AIM —
Output all the data exactly. Pictures do not belong in the copy.

Dataset records:
═══
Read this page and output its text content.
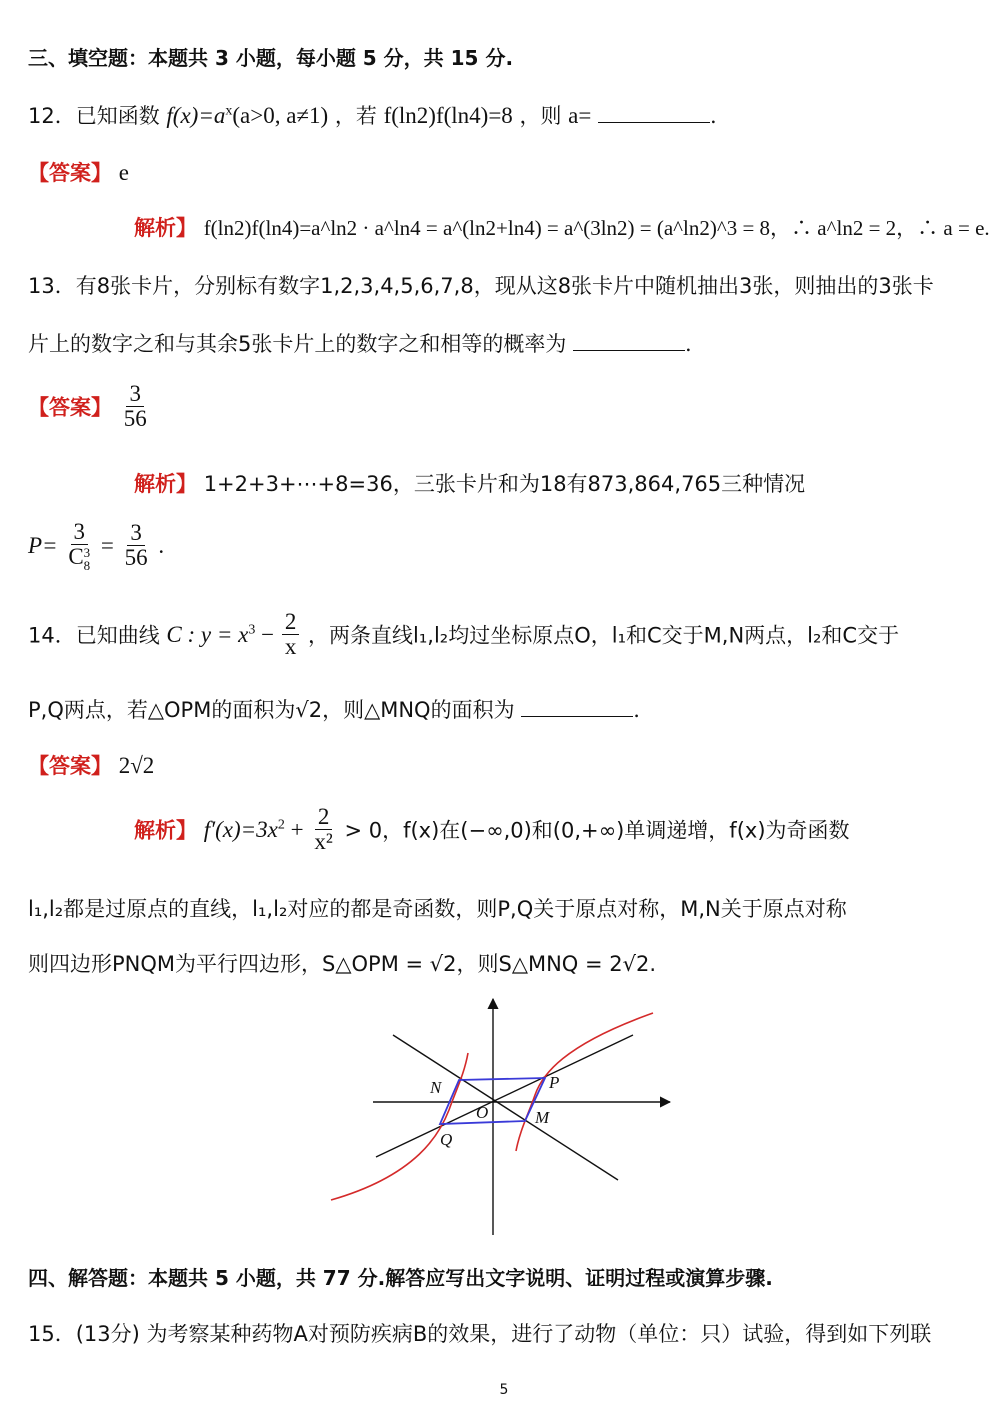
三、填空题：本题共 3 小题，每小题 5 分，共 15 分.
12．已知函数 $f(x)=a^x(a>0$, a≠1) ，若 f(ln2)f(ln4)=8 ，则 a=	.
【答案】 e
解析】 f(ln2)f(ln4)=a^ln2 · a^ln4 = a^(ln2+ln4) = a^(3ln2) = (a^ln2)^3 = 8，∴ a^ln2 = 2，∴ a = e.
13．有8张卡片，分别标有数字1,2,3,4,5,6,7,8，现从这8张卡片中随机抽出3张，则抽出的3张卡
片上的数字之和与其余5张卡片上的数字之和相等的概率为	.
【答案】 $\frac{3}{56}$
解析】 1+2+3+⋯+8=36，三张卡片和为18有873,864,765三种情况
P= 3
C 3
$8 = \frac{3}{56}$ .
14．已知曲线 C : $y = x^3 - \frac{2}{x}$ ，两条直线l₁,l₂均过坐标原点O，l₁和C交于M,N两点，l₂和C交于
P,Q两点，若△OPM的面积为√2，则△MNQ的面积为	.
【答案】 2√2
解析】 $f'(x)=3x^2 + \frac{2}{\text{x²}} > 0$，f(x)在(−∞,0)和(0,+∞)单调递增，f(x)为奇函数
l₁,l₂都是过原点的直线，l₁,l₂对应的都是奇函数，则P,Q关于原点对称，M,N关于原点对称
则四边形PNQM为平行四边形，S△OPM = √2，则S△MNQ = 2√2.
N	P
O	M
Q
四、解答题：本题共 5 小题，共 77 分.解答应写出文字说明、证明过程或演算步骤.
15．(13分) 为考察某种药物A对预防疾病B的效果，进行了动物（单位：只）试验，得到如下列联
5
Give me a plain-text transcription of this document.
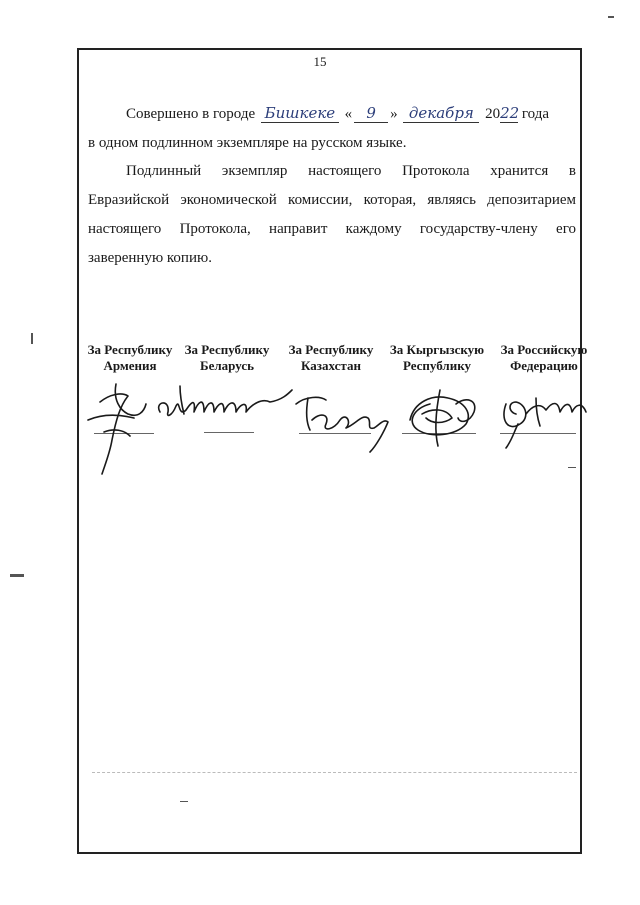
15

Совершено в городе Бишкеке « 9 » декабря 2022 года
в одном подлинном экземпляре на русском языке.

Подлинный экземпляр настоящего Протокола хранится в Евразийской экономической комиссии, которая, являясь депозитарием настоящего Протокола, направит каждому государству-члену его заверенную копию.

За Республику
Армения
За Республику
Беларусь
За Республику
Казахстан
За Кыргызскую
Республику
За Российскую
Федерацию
═══
CORRECT ANSWER —
Read this page and output its text content.
三、填空题：本题共 3 小题，每小题 5 分，共 15 分.
12．已知函数 $f(x)=a^x(a>0$, a≠1) ，若 f(ln2)f(ln4)=8 ，则 a=	.
【答案】 e
解析】 f(ln2)f(ln4)=a^ln2 · a^ln4 = a^(ln2+ln4) = a^(3ln2) = (a^ln2)^3 = 8，∴ a^ln2 = 2，∴ a = e.
13．有8张卡片，分别标有数字1,2,3,4,5,6,7,8，现从这8张卡片中随机抽出3张，则抽出的3张卡
片上的数字之和与其余5张卡片上的数字之和相等的概率为	.
【答案】 $\frac{3}{56}$
解析】 1+2+3+⋯+8=36，三张卡片和为18有873,864,765三种情况
P= 3
C 3
$8 = \frac{3}{56}$ .
14．已知曲线 C : $y = x^3 - \frac{2}{x}$ ，两条直线l₁,l₂均过坐标原点O，l₁和C交于M,N两点，l₂和C交于
P,Q两点，若△OPM的面积为√2，则△MNQ的面积为	.
【答案】 2√2
解析】 $f'(x)=3x^2 + \frac{2}{\text{x²}} > 0$，f(x)在(−∞,0)和(0,+∞)单调递增，f(x)为奇函数
l₁,l₂都是过原点的直线，l₁,l₂对应的都是奇函数，则P,Q关于原点对称，M,N关于原点对称
则四边形PNQM为平行四边形，S△OPM = √2，则S△MNQ = 2√2.
N	P
O	M
Q
四、解答题：本题共 5 小题，共 77 分.解答应写出文字说明、证明过程或演算步骤.
15．(13分) 为考察某种药物A对预防疾病B的效果，进行了动物（单位：只）试验，得到如下列联
5
Give me a plain-text transcription of this document.
15

Совершено в городе Бишкеке « 9 » декабря 2022 года
в одном подлинном экземпляре на русском языке.

Подлинный экземпляр настоящего Протокола хранится в Евразийской экономической комиссии, которая, являясь депозитарием настоящего Протокола, направит каждому государству-члену его заверенную копию.

За Республику
Армения
За Республику
Беларусь
За Республику
Казахстан
За Кыргызскую
Республику
За Российскую
Федерацию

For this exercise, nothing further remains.